Retype only what runs from the line that contains "Convert this document image to plain text." through the last line of the listing below, both lines included.

— start of GIVEN DATA —

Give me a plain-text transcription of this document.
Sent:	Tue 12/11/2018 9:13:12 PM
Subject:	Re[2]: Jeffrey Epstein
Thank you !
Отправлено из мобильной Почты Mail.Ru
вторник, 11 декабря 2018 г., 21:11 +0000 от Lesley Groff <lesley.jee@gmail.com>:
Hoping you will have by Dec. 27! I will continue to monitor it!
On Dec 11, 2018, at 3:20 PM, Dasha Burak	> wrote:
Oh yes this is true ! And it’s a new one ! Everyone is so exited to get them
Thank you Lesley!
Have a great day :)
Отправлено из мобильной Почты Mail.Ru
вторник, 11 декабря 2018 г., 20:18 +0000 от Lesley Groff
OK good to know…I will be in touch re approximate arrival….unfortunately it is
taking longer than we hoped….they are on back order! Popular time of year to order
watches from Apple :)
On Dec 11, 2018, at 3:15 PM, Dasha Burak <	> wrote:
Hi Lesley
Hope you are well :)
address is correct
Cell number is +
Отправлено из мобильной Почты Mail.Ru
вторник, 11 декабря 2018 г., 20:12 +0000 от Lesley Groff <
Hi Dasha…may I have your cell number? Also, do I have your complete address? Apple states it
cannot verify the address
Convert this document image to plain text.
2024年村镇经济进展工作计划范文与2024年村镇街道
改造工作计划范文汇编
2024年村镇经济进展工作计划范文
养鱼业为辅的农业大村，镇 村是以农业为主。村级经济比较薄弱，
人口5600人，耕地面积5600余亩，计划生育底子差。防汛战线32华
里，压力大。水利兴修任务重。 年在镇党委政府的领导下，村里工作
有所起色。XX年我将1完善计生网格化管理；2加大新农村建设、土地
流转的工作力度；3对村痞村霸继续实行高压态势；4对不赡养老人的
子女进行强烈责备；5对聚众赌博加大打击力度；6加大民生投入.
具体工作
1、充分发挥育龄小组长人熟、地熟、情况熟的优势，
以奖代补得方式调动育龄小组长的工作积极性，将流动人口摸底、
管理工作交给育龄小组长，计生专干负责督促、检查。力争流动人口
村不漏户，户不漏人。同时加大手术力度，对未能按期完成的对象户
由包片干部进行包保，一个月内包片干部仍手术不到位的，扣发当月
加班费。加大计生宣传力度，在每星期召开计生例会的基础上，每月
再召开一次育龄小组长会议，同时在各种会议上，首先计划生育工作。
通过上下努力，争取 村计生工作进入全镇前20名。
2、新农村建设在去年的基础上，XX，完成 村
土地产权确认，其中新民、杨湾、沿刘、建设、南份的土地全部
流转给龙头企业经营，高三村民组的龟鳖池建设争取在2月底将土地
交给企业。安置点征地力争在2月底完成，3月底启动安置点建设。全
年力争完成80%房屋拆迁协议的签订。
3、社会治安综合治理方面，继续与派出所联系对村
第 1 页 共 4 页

— end of GIVEN DATA —

● TASK ANSWER:
Convert this document image to plain text.
2024年村镇经济进展工作计划范文与2024年村镇街道
改造工作计划范文汇编
2024年村镇经济进展工作计划范文
养鱼业为辅的农业大村，镇 村是以农业为主。村级经济比较薄弱，
人口5600人，耕地面积5600余亩，计划生育底子差。防汛战线32华
里，压力大。水利兴修任务重。 年在镇党委政府的领导下，村里工作
有所起色。XX年我将1完善计生网格化管理；2加大新农村建设、土地
流转的工作力度；3对村痞村霸继续实行高压态势；4对不赡养老人的
子女进行强烈责备；5对聚众赌博加大打击力度；6加大民生投入.
具体工作
1、充分发挥育龄小组长人熟、地熟、情况熟的优势，
以奖代补得方式调动育龄小组长的工作积极性，将流动人口摸底、
管理工作交给育龄小组长，计生专干负责督促、检查。力争流动人口
村不漏户，户不漏人。同时加大手术力度，对未能按期完成的对象户
由包片干部进行包保，一个月内包片干部仍手术不到位的，扣发当月
加班费。加大计生宣传力度，在每星期召开计生例会的基础上，每月
再召开一次育龄小组长会议，同时在各种会议上，首先计划生育工作。
通过上下努力，争取 村计生工作进入全镇前20名。
2、新农村建设在去年的基础上，XX，完成 村
土地产权确认，其中新民、杨湾、沿刘、建设、南份的土地全部
流转给龙头企业经营，高三村民组的龟鳖池建设争取在2月底将土地
交给企业。安置点征地力争在2月底完成，3月底启动安置点建设。全
年力争完成80%房屋拆迁协议的签订。
3、社会治安综合治理方面，继续与派出所联系对村
第 1 页 共 4 页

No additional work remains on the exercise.